• DIRECTIONS FOR THIS TASK: Repeat every line below exactly, word for word.

---*---

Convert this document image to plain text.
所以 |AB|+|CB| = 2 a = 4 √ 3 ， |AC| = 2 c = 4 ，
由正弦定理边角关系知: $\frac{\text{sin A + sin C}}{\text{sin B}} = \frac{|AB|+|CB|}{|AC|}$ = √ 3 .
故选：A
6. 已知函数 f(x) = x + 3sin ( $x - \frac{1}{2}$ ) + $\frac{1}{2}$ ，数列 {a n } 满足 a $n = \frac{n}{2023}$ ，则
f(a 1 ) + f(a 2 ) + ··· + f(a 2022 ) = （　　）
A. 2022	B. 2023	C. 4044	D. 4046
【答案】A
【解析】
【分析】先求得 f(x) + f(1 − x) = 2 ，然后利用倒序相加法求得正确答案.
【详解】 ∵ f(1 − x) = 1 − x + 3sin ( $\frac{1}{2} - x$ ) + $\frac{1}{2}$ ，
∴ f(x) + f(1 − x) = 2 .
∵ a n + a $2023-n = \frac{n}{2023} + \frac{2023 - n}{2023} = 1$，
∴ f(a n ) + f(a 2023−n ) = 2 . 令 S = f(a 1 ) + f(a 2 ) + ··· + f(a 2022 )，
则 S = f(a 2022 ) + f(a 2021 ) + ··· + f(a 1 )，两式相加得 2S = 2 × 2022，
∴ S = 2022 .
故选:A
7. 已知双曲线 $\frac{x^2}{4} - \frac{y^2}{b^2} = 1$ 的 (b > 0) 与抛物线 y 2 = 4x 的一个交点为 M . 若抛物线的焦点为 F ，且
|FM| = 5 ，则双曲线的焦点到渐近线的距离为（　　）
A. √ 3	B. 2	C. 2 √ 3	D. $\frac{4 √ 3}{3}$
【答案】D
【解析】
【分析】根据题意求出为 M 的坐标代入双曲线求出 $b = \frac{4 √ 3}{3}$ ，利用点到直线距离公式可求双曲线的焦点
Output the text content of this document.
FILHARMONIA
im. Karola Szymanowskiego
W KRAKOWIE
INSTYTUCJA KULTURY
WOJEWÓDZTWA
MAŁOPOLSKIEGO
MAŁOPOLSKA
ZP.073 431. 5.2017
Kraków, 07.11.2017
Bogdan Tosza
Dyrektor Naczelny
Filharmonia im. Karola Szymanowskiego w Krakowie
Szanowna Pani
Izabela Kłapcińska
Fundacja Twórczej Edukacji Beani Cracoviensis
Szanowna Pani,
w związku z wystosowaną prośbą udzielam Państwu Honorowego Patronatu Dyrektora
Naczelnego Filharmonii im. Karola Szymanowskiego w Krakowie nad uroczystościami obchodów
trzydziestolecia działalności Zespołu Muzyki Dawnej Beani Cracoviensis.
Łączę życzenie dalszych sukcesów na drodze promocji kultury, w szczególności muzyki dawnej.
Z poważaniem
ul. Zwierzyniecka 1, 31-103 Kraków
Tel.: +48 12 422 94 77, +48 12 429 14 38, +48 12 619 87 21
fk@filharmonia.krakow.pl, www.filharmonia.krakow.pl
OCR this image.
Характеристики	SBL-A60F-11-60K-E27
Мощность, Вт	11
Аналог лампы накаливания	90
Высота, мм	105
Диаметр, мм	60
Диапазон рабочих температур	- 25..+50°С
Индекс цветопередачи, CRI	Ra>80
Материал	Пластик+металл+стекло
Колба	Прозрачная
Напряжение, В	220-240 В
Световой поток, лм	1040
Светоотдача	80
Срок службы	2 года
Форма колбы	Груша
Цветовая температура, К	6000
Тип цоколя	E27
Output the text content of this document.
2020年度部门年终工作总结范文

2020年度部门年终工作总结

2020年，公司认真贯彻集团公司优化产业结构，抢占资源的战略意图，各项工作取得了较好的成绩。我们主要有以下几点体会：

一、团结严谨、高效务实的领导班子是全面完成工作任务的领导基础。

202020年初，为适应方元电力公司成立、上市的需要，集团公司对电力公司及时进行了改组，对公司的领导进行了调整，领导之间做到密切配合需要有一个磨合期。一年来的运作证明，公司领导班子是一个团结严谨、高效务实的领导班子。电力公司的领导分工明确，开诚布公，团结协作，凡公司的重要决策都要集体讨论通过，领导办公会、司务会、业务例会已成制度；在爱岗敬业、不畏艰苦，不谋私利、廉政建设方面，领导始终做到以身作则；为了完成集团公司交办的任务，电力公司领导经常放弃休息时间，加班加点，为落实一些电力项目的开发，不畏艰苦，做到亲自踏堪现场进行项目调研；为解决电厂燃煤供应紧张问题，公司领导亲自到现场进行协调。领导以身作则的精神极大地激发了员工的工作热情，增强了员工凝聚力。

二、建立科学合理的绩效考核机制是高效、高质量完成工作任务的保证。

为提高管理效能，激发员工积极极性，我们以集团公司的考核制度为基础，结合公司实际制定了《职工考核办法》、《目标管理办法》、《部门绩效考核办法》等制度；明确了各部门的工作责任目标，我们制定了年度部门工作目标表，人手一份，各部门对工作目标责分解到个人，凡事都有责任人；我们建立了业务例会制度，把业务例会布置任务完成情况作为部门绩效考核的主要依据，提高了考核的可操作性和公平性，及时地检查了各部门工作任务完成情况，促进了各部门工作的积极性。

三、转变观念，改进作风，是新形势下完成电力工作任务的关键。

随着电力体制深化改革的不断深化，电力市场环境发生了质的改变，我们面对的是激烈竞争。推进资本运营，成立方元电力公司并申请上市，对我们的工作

---*---

• FINISHED EXERCISE:
Convert this document image to plain text.
所以 |AB|+|CB| = 2 a = 4 √ 3 ， |AC| = 2 c = 4 ，
由正弦定理边角关系知: $\frac{\text{sin A + sin C}}{\text{sin B}} = \frac{|AB|+|CB|}{|AC|}$ = √ 3 .
故选：A
6. 已知函数 f(x) = x + 3sin ( $x - \frac{1}{2}$ ) + $\frac{1}{2}$ ，数列 {a n } 满足 a $n = \frac{n}{2023}$ ，则
f(a 1 ) + f(a 2 ) + ··· + f(a 2022 ) = （　　）
A. 2022	B. 2023	C. 4044	D. 4046
【答案】A
【解析】
【分析】先求得 f(x) + f(1 − x) = 2 ，然后利用倒序相加法求得正确答案.
【详解】 ∵ f(1 − x) = 1 − x + 3sin ( $\frac{1}{2} - x$ ) + $\frac{1}{2}$ ，
∴ f(x) + f(1 − x) = 2 .
∵ a n + a $2023-n = \frac{n}{2023} + \frac{2023 - n}{2023} = 1$，
∴ f(a n ) + f(a 2023−n ) = 2 . 令 S = f(a 1 ) + f(a 2 ) + ··· + f(a 2022 )，
则 S = f(a 2022 ) + f(a 2021 ) + ··· + f(a 1 )，两式相加得 2S = 2 × 2022，
∴ S = 2022 .
故选:A
7. 已知双曲线 $\frac{x^2}{4} - \frac{y^2}{b^2} = 1$ 的 (b > 0) 与抛物线 y 2 = 4x 的一个交点为 M . 若抛物线的焦点为 F ，且
|FM| = 5 ，则双曲线的焦点到渐近线的距离为（　　）
A. √ 3	B. 2	C. 2 √ 3	D. $\frac{4 √ 3}{3}$
【答案】D
【解析】
【分析】根据题意求出为 M 的坐标代入双曲线求出 $b = \frac{4 √ 3}{3}$ ，利用点到直线距离公式可求双曲线的焦点
Output the text content of this document.
FILHARMONIA
im. Karola Szymanowskiego
W KRAKOWIE
INSTYTUCJA KULTURY
WOJEWÓDZTWA
MAŁOPOLSKIEGO
MAŁOPOLSKA
ZP.073 431. 5.2017
Kraków, 07.11.2017
Bogdan Tosza
Dyrektor Naczelny
Filharmonia im. Karola Szymanowskiego w Krakowie
Szanowna Pani
Izabela Kłapcińska
Fundacja Twórczej Edukacji Beani Cracoviensis
Szanowna Pani,
w związku z wystosowaną prośbą udzielam Państwu Honorowego Patronatu Dyrektora
Naczelnego Filharmonii im. Karola Szymanowskiego w Krakowie nad uroczystościami obchodów
trzydziestolecia działalności Zespołu Muzyki Dawnej Beani Cracoviensis.
Łączę życzenie dalszych sukcesów na drodze promocji kultury, w szczególności muzyki dawnej.
Z poważaniem
ul. Zwierzyniecka 1, 31-103 Kraków
Tel.: +48 12 422 94 77, +48 12 429 14 38, +48 12 619 87 21
fk@filharmonia.krakow.pl, www.filharmonia.krakow.pl
OCR this image.
Характеристики	SBL-A60F-11-60K-E27
Мощность, Вт	11
Аналог лампы накаливания	90
Высота, мм	105
Диаметр, мм	60
Диапазон рабочих температур	- 25..+50°С
Индекс цветопередачи, CRI	Ra>80
Материал	Пластик+металл+стекло
Колба	Прозрачная
Напряжение, В	220-240 В
Световой поток, лм	1040
Светоотдача	80
Срок службы	2 года
Форма колбы	Груша
Цветовая температура, К	6000
Тип цоколя	E27
Output the text content of this document.
2020年度部门年终工作总结范文

2020年度部门年终工作总结

2020年，公司认真贯彻集团公司优化产业结构，抢占资源的战略意图，各项工作取得了较好的成绩。我们主要有以下几点体会：

一、团结严谨、高效务实的领导班子是全面完成工作任务的领导基础。

202020年初，为适应方元电力公司成立、上市的需要，集团公司对电力公司及时进行了改组，对公司的领导进行了调整，领导之间做到密切配合需要有一个磨合期。一年来的运作证明，公司领导班子是一个团结严谨、高效务实的领导班子。电力公司的领导分工明确，开诚布公，团结协作，凡公司的重要决策都要集体讨论通过，领导办公会、司务会、业务例会已成制度；在爱岗敬业、不畏艰苦，不谋私利、廉政建设方面，领导始终做到以身作则；为了完成集团公司交办的任务，电力公司领导经常放弃休息时间，加班加点，为落实一些电力项目的开发，不畏艰苦，做到亲自踏堪现场进行项目调研；为解决电厂燃煤供应紧张问题，公司领导亲自到现场进行协调。领导以身作则的精神极大地激发了员工的工作热情，增强了员工凝聚力。

二、建立科学合理的绩效考核机制是高效、高质量完成工作任务的保证。

为提高管理效能，激发员工积极极性，我们以集团公司的考核制度为基础，结合公司实际制定了《职工考核办法》、《目标管理办法》、《部门绩效考核办法》等制度；明确了各部门的工作责任目标，我们制定了年度部门工作目标表，人手一份，各部门对工作目标责分解到个人，凡事都有责任人；我们建立了业务例会制度，把业务例会布置任务完成情况作为部门绩效考核的主要依据，提高了考核的可操作性和公平性，及时地检查了各部门工作任务完成情况，促进了各部门工作的积极性。

三、转变观念，改进作风，是新形势下完成电力工作任务的关键。

随着电力体制深化改革的不断深化，电力市场环境发生了质的改变，我们面对的是激烈竞争。推进资本运营，成立方元电力公司并申请上市，对我们的工作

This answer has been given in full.